Fiction Reviews


Wayward Pines 1: Pines

(2012/ 2023) Blake Crouch, Pan, £9.99, pbk, 294pp, ISBN 978-1-529-09979-9

 

US Secret Service agent, Ethan Burke, comes conscious in a field. Apparently, he has been in a car accident in the isolated, small village of Wayward Pines: a typical piece of wooded rural Americana somewhere in Idaho. His memory, of who he is, is fragmentary but slowly returns. Though not before relapsing and being taken to hospital. There he gets incomplete answers and wonders why he seems to be the only patient. Not yet fully recovered, he leaves the hospital and begins to explore the village. From the off, some things – little things – do not seem right. People do not seem to believe him when he says who he is. The children seem a little scared of him. Why do the sounds of insect crickets come from little speakers in bushes? Why, when he phones the Seattle secret service field station can he not be passed on to his immediate superior? And why, when he finally commandeers a car and leaves Wayward Pines, does he find himself back on the road into town…

Now, the premise of the strange village no-one can leave is not new to SF, though more often that not this trope has a supernatural element to it. However, Blake Crouch's Pines has a feel more like the first episode of The Prisoner, 'Arrival' in which agent John Drake (played by Patrick McGoohan) wakes up in the 'Village', an isolated, controlled settlement from which there is no escape. The 'Village', it quickly transpires, is a retirement home (run by we know not whom) for spies from whom information is sought.  In Pines the rationale for the Wayward Pines settlement is decidedly more SFnal than fantasy horror… No spoilers.

For years I had always pegged Blake Crouch as a thriller writer, and while he does pen thrillers, the only one I have previously read (Upgrade) is decidedly science fiction and so when I learned that Pan was publishing the 'Wayward Pines' trilogy over here in Britain, I thought I'd give it ago, especially as I had seen the trailer for the TV series that came out a few years ago, but I strongly suggest you steer clear of that due to spoilers as the conceit of this novel is the puzzling world in which our protagonist finds himself: there are lots of little reveals and at least three big ones.

■ **PROBLEMS TO WORK ON**:
#1 Decide whether each statement agrees with the review of Pines, and give the words of the review that settle it: (a) Ethan Burke first comes to in a hospital. (b) The reviewer had read Blake Crouch's Upgrade before. (c) The reviewer recommends watching the trailer for the TV series before reading the novel.
#2 Pick up the review of Pines after its final sentence and carry it on.

■ **EXTRACTED ENTRIES**:
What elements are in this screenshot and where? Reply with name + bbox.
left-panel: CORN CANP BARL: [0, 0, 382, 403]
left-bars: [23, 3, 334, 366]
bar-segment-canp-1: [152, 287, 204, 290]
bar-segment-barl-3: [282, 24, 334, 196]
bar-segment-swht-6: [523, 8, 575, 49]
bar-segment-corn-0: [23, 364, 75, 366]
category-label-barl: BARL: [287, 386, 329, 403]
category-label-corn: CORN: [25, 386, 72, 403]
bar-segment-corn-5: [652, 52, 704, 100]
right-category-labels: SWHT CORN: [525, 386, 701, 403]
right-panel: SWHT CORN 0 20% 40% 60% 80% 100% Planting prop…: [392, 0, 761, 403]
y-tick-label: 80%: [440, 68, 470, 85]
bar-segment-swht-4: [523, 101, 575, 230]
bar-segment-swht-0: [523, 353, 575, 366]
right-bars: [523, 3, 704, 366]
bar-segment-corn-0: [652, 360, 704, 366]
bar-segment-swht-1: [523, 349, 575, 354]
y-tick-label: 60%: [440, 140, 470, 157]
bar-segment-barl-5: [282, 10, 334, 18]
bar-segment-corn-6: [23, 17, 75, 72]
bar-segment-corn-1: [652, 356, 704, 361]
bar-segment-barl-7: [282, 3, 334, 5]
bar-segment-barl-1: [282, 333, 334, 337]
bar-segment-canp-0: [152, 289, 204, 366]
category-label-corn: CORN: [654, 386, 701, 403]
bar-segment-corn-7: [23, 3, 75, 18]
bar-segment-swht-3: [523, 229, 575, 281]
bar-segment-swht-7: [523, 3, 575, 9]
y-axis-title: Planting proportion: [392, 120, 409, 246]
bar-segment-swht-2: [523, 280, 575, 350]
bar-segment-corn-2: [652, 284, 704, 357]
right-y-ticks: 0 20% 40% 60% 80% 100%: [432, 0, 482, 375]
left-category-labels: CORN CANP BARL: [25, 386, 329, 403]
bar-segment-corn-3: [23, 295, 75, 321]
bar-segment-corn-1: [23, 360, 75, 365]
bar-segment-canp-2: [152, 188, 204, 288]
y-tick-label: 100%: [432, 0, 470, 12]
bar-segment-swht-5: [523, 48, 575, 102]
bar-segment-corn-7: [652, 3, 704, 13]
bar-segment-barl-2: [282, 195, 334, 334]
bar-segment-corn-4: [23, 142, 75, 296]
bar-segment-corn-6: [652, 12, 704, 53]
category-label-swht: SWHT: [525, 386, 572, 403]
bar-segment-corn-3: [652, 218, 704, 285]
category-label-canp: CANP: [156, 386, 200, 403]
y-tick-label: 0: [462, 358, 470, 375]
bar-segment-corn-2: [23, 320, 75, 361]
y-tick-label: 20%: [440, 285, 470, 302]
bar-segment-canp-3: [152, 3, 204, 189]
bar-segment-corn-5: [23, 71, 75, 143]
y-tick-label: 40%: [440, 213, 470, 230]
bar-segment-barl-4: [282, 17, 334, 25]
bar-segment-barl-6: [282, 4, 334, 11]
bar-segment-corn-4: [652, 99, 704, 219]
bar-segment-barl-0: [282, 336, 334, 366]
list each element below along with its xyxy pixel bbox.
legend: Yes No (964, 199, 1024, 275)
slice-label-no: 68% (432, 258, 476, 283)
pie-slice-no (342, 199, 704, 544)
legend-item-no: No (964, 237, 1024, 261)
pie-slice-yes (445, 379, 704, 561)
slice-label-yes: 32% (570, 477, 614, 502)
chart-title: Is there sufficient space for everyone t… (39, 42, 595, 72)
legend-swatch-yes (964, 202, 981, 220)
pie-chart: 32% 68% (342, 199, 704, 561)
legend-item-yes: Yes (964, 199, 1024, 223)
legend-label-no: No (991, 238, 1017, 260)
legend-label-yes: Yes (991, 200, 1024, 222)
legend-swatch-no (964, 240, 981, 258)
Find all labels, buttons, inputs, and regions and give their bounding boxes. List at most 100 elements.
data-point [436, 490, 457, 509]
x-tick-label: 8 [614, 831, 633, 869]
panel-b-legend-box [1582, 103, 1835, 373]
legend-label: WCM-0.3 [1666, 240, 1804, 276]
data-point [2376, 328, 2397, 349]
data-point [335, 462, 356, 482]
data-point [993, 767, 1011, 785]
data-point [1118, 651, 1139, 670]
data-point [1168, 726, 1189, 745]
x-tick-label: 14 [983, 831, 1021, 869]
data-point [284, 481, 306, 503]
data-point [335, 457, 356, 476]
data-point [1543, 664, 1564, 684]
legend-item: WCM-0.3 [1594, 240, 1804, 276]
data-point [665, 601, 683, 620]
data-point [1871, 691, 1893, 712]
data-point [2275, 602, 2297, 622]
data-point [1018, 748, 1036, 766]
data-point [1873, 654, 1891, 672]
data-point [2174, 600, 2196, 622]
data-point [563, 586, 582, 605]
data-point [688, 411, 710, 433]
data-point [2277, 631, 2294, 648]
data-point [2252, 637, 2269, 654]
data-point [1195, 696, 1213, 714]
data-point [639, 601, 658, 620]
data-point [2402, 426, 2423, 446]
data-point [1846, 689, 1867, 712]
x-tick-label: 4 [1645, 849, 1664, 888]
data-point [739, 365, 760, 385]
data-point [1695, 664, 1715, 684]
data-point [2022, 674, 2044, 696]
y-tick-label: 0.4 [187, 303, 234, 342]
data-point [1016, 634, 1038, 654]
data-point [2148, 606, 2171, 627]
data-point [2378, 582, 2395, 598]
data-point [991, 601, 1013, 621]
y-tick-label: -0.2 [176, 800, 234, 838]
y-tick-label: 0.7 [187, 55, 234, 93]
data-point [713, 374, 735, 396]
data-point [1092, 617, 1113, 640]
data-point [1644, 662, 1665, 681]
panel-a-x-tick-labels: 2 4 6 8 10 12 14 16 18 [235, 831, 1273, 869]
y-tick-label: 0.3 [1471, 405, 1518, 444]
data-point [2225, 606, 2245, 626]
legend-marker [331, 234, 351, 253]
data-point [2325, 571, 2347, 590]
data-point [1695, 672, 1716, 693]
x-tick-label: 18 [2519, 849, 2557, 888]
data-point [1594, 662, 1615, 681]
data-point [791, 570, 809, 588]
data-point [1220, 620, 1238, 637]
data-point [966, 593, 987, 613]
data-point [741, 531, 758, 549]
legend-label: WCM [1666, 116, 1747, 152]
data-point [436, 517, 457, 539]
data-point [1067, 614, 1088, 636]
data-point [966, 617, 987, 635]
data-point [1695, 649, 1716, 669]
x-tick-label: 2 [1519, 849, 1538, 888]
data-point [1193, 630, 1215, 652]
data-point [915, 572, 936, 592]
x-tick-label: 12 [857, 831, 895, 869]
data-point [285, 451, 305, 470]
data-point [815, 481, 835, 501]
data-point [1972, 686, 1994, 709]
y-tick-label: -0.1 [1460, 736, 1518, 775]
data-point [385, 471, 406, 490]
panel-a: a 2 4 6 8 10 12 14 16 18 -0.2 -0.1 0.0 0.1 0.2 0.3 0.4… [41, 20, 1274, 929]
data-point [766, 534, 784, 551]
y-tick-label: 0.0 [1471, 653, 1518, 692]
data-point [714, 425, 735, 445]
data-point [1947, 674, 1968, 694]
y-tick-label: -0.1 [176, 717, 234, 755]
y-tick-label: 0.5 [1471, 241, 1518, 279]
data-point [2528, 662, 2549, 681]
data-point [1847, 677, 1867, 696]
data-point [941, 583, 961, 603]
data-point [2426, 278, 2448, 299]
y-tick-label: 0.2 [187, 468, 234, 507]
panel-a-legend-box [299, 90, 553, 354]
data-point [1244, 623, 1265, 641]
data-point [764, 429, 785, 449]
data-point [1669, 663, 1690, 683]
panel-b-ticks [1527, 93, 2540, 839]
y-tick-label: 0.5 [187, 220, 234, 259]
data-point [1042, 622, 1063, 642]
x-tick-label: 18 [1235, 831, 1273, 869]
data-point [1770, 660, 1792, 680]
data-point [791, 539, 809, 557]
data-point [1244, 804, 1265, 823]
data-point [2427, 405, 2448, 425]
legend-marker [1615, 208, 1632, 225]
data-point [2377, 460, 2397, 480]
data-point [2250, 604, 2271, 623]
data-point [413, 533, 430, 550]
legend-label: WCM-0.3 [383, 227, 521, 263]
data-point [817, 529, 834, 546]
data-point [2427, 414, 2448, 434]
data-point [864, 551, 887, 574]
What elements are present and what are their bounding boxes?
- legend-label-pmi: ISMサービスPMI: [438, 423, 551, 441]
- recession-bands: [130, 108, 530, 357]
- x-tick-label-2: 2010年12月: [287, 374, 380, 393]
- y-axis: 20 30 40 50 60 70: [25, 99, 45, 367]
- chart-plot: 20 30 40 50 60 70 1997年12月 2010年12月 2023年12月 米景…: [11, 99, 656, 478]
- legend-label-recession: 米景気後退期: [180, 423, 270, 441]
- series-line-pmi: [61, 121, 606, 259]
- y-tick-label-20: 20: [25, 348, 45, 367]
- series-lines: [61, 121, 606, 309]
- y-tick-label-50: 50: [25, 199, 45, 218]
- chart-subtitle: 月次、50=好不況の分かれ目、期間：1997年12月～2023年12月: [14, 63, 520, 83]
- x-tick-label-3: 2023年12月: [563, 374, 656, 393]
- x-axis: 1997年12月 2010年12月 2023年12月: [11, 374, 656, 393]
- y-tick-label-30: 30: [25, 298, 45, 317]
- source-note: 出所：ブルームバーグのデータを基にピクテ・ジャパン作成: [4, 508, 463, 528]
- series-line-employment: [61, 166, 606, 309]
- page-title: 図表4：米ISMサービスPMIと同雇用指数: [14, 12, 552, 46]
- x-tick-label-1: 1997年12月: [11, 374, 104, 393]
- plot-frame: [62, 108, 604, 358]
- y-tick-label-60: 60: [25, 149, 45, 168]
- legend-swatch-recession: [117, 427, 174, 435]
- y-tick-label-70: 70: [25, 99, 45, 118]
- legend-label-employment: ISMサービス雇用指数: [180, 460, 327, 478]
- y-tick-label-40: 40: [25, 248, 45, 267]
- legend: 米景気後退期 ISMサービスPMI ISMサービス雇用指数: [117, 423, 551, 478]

■ **ANSWERS IN ORDER**:
#1
(a) No: "comes conscious in a field"
(b) Yes: "the only one I have previously read (Upgrade) is decidedly science fiction"
(c) No: "I strongly suggest you steer clear of that due to spoilers"

#2
Having said that, this novel, the first in a trilogy, is the ideal media format for the story. If it had to be made for the screen then my guess is that it would be better as a film than a TV series as the latter would either need lots of padding or episodes written for it that were not explicitly in the novel. (Other than excerpts, I have not seen the TV series so here I may be talking rubbish.) However, as a novel it is tightly written and is a proverbial easy-read page-turner (I read it in just three sittings) with the sense-of-wonder keeping coming on as we get reveal after reveal about Wayward Pines and, indeed, the world beyond. Here, as our protagonist muses, when he discovers a powerful electric fence deep in the woods surrounding the village, is this here to keep people in, or something out…?

According to the novel's copyright masthead page, this novel was originally published by Thomas & Mercer in the US a decade ago in 2012. It also tells us that this Pan edition is its first publication in the British Isles. As said, I don't sense that Blake Crouch has a big following in the SF community and his publishers do seem to like marketing him as a thriller writer, so they don't seem to promote him to the SF community. Yet, for my money he is an author of solid reads that SF readers will want to check out.